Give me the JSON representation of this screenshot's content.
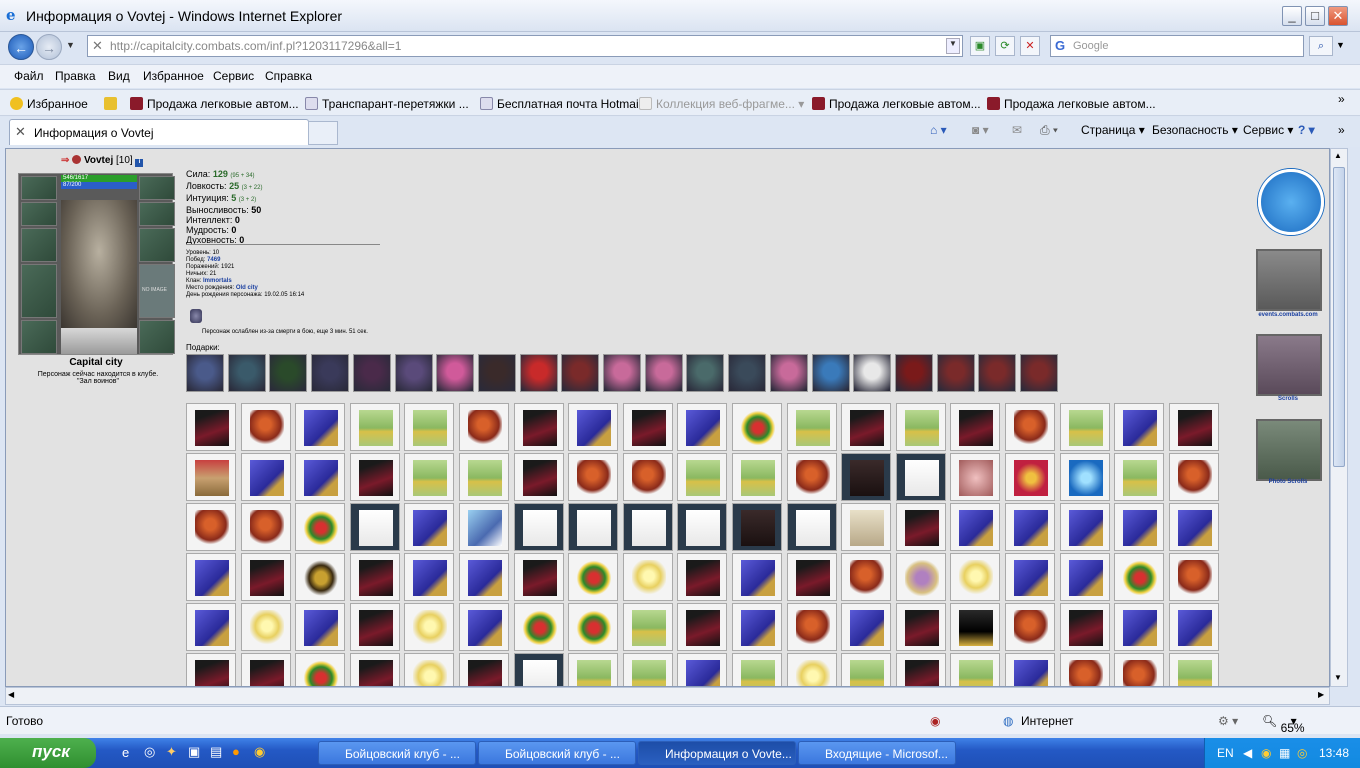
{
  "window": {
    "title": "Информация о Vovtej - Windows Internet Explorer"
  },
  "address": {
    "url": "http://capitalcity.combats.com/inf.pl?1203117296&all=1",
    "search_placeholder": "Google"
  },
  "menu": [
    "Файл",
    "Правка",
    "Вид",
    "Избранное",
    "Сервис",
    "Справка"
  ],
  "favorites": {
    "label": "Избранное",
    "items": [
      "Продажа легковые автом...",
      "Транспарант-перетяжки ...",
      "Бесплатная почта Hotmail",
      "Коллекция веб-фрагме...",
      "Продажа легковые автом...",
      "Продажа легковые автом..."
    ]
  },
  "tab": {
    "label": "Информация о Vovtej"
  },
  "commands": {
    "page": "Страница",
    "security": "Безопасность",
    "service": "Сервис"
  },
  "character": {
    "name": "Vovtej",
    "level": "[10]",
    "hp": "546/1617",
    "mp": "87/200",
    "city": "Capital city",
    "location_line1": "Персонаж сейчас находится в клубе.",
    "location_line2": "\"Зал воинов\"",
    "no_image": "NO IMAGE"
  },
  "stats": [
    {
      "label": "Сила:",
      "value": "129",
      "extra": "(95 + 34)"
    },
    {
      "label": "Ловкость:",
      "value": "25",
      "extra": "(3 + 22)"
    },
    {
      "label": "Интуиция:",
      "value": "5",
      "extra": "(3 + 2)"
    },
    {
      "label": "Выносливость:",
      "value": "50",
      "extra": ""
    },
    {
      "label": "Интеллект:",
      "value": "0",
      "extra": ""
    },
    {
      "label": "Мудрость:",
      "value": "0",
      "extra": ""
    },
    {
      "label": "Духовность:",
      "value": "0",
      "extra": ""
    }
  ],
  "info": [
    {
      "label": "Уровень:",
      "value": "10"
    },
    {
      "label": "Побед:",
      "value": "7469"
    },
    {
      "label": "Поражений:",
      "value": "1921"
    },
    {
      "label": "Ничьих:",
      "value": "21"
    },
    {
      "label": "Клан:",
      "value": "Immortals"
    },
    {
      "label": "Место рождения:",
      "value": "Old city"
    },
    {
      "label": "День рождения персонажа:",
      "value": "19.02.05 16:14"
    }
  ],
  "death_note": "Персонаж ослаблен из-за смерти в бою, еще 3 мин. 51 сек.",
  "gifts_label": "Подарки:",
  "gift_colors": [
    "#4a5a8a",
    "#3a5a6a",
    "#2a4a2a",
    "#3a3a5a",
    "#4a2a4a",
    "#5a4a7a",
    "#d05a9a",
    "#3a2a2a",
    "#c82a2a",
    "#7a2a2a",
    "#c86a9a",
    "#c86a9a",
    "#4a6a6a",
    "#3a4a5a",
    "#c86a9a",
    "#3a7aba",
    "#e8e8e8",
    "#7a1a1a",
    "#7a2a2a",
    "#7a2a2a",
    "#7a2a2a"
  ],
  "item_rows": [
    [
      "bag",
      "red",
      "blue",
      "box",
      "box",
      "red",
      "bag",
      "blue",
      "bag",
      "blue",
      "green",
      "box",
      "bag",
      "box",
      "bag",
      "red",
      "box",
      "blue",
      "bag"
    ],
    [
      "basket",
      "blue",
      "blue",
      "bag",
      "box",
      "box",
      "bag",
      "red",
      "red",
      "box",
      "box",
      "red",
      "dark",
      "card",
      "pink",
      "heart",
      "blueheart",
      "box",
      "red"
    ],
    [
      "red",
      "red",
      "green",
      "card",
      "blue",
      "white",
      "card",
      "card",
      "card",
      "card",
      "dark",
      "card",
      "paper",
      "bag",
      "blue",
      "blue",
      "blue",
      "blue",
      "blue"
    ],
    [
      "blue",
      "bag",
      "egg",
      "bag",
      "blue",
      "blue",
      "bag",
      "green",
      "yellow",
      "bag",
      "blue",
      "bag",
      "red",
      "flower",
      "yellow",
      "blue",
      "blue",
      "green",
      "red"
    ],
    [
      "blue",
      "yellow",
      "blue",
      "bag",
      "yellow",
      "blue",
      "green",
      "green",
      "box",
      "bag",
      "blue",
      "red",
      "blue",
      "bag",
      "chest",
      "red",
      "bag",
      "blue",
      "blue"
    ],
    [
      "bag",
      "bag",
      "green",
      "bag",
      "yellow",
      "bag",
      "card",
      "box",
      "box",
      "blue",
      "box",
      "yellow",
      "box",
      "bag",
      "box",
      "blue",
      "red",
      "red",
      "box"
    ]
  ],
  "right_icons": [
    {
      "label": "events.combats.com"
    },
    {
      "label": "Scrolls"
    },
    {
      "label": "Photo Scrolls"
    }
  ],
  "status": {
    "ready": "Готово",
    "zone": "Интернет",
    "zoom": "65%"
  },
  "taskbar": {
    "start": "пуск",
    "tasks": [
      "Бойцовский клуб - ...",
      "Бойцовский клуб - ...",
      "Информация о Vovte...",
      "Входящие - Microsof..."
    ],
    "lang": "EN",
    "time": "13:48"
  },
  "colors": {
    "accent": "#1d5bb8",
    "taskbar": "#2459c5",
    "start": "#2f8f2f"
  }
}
::::::
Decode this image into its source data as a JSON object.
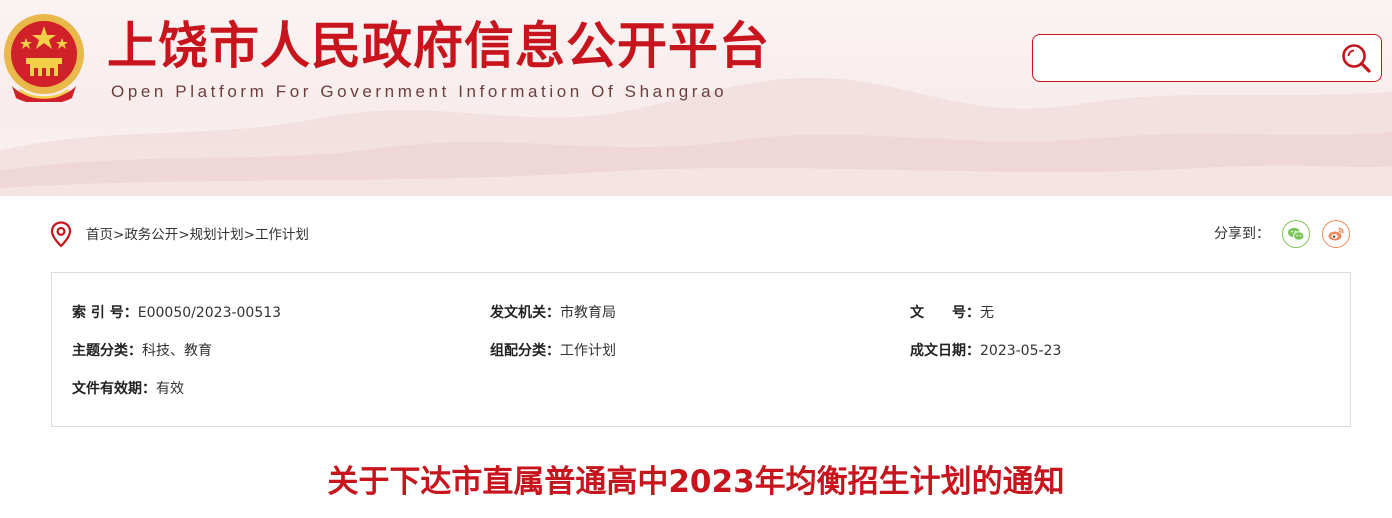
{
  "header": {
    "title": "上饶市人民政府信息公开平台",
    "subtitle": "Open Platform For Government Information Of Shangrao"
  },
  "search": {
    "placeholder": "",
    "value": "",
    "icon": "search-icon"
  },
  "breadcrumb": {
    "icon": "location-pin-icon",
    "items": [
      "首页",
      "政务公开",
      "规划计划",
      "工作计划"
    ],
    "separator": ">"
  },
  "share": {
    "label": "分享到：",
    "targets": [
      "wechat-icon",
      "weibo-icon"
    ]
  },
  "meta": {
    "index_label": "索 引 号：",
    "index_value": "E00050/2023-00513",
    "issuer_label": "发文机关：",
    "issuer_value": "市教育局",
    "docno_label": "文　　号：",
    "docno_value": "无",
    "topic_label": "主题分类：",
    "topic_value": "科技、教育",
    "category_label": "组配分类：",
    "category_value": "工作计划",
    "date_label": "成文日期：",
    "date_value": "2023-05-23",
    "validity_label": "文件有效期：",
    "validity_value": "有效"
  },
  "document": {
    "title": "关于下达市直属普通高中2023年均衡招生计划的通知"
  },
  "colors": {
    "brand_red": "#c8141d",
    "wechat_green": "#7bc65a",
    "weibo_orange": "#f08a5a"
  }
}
::::::
DO THIS. Look through the data above. Copy every line with the string "рождения" in it.

IN RESPONSE.
      "label": "Место рождения:",
      "label": "День рождения персонажа:",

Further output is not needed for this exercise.